● Your task
Using the listing below, extract each line that has the word "fata" in it.

● Task input
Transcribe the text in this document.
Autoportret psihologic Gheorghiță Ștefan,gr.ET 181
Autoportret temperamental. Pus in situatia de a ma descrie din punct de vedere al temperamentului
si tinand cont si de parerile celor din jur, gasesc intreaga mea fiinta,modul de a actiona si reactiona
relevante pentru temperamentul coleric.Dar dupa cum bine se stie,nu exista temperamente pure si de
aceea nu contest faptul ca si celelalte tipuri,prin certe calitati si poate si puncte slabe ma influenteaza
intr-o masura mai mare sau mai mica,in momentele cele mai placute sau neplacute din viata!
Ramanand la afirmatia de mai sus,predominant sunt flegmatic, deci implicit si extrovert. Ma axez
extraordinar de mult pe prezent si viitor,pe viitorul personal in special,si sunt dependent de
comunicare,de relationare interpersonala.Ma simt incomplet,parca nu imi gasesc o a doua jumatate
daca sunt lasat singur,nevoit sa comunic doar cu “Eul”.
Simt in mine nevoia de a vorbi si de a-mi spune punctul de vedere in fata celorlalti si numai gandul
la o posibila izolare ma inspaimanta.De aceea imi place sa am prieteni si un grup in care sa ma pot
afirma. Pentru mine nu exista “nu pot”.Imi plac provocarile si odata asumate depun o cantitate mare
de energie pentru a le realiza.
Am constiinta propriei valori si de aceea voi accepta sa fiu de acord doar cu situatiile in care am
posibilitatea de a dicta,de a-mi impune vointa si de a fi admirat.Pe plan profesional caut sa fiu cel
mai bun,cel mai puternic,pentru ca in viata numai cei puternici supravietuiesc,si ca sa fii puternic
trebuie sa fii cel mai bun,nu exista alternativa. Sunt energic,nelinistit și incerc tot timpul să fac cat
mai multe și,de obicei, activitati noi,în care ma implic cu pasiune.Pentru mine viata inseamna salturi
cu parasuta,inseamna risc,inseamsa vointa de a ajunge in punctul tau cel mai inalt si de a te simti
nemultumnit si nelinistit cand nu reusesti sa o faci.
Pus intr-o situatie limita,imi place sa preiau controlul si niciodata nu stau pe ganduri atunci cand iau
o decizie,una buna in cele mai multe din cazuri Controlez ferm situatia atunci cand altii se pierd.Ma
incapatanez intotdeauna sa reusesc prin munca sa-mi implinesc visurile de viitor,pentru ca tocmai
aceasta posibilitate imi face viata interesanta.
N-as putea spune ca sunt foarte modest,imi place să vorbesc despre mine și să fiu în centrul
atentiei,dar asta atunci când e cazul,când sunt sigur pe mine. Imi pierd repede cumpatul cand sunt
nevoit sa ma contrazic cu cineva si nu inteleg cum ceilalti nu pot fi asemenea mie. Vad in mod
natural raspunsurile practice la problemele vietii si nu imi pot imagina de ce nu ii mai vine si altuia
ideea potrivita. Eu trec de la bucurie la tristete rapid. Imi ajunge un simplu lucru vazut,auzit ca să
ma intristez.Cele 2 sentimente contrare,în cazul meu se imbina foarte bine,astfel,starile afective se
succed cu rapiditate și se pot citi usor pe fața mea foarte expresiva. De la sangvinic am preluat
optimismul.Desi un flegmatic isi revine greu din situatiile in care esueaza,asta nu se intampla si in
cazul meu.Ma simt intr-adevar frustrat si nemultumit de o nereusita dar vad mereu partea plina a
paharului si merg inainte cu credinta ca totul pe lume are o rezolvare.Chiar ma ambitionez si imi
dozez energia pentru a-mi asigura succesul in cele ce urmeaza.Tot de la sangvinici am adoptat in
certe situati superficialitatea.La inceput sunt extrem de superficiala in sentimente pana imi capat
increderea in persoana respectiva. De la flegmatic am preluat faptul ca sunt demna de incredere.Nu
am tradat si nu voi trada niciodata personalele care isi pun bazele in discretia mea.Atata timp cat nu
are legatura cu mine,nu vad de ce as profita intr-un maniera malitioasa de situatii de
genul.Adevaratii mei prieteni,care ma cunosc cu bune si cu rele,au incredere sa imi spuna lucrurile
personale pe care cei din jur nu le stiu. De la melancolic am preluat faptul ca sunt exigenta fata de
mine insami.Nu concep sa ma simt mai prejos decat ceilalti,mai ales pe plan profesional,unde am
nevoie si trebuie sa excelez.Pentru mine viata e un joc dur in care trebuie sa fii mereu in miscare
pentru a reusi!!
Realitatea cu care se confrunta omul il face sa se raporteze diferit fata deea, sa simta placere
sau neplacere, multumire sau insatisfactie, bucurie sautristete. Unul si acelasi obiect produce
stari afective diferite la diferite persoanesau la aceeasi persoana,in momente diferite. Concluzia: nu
...
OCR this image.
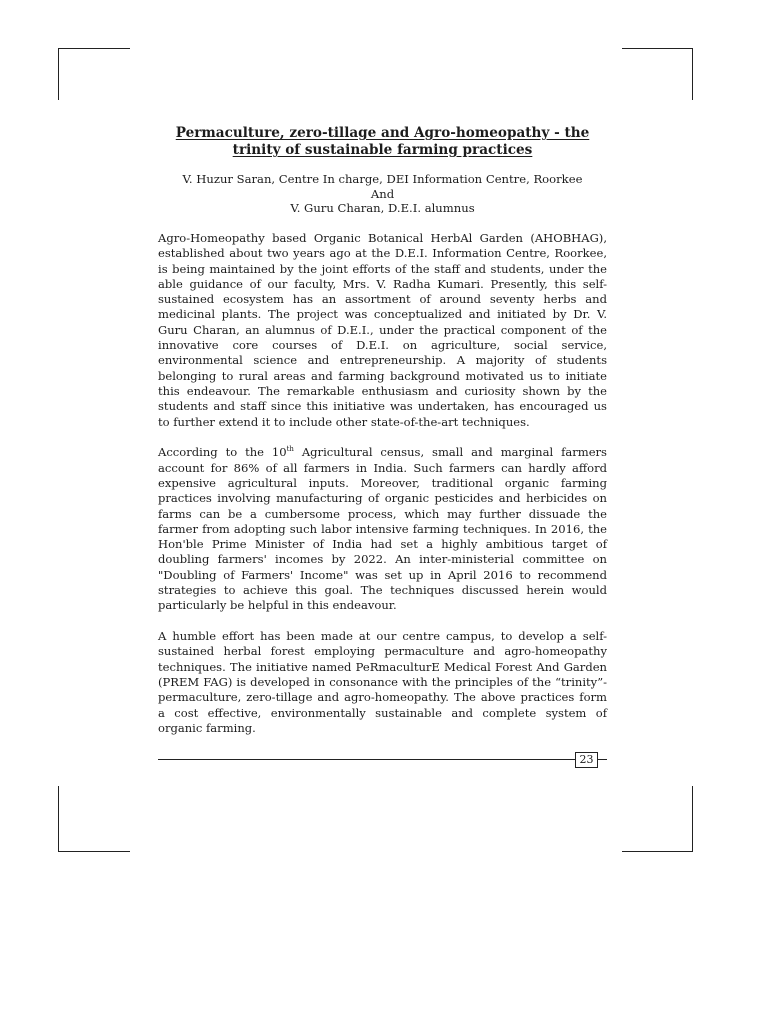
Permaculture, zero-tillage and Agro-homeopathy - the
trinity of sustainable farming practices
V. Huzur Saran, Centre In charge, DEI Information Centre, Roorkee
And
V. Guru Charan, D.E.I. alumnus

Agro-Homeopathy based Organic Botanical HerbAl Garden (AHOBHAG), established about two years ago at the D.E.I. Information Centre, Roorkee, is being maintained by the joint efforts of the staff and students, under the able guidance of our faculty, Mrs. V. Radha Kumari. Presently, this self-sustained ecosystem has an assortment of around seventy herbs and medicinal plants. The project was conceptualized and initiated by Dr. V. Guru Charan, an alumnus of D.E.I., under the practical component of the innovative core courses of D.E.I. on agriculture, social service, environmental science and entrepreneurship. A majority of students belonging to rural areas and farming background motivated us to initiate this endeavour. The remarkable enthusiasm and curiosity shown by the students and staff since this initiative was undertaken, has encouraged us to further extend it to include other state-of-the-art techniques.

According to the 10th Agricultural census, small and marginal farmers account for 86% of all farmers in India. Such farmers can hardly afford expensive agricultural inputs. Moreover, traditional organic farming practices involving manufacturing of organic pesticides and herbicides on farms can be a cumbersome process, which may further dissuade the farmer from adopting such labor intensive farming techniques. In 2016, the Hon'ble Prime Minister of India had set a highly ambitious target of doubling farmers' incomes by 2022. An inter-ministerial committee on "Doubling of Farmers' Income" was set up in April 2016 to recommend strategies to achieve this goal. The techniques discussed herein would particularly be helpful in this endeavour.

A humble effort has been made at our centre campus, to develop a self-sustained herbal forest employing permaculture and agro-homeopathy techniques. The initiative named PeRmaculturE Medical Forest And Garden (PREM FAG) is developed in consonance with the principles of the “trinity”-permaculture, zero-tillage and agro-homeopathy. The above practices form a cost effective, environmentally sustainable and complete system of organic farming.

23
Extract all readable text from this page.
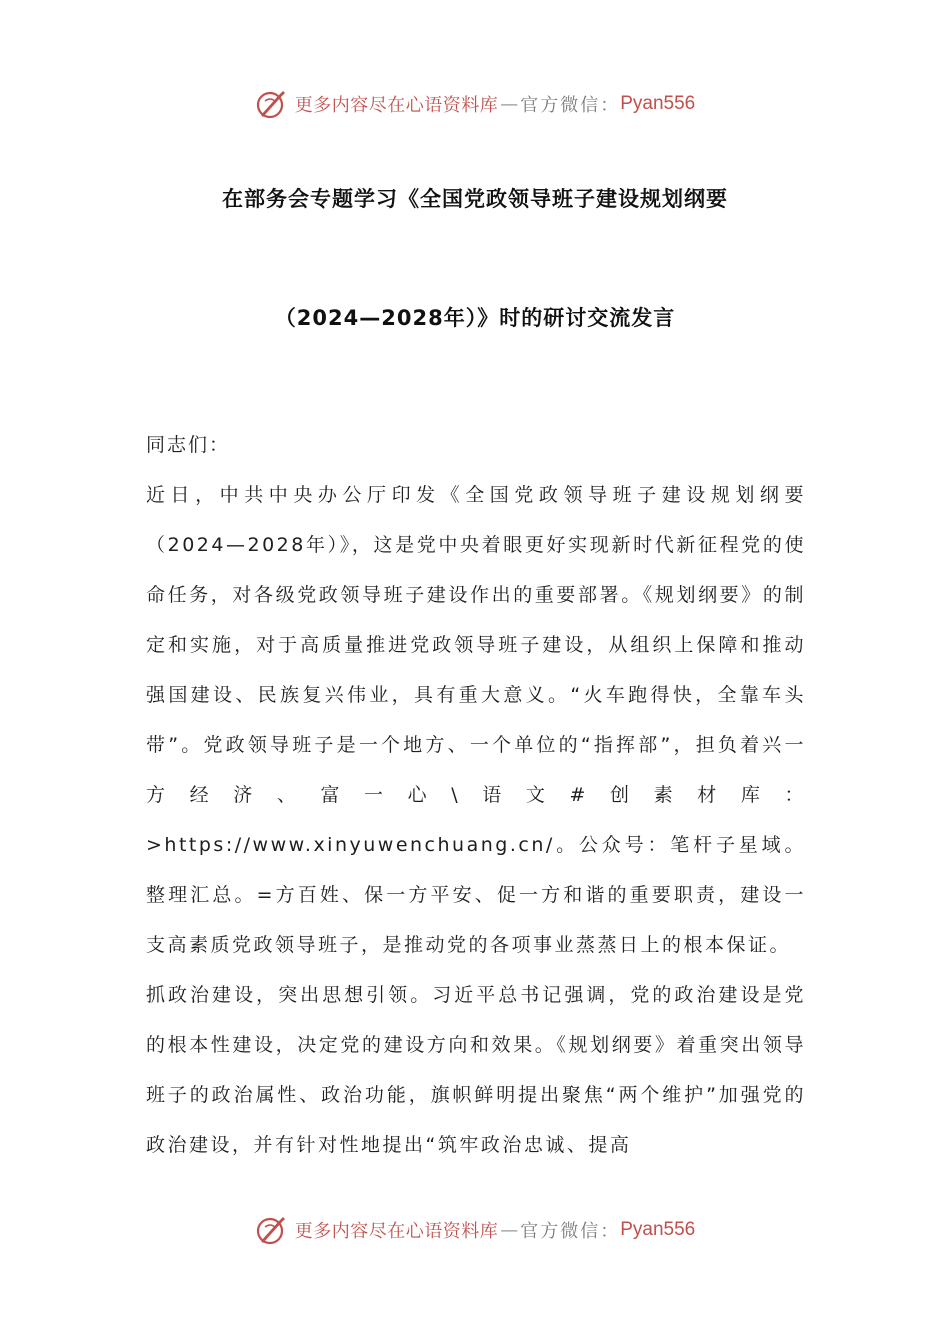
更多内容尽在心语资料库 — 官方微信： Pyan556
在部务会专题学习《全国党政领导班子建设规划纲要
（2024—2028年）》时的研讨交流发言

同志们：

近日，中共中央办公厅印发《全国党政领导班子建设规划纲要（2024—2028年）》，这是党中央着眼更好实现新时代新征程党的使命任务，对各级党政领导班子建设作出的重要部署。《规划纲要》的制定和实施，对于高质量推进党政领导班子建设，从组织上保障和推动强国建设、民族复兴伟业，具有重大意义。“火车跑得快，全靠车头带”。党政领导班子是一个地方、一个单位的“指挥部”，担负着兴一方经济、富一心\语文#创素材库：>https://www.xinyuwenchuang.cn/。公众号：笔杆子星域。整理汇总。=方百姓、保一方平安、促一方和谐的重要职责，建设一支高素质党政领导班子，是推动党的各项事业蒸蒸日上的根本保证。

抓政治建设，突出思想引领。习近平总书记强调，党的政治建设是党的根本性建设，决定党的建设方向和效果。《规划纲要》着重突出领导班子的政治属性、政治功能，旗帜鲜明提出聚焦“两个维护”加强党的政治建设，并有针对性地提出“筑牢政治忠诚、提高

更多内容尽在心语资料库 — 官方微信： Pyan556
...
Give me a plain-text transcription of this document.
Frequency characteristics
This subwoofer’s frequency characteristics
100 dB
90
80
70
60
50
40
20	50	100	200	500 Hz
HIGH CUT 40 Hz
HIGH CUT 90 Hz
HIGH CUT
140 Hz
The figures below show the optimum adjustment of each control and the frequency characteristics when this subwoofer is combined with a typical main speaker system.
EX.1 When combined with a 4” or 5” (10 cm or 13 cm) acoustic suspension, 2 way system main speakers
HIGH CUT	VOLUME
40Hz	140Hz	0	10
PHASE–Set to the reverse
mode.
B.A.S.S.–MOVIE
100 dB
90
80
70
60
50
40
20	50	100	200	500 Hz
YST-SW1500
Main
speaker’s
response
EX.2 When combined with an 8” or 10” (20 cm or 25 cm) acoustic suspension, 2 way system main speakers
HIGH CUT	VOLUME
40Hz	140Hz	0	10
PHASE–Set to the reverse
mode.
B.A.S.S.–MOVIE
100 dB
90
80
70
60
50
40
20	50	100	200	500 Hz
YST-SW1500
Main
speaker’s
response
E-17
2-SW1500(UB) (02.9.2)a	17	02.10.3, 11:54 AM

● Written solution
Simt in mine nevoia de a vorbi si de a-mi spune punctul de vedere in fata celorlalti si numai gandul
personale pe care cei din jur nu le stiu. De la melancolic am preluat faptul ca sunt exigenta fata de
Realitatea cu care se confrunta omul il face sa se raporteze diferit fata deea, sa simta placere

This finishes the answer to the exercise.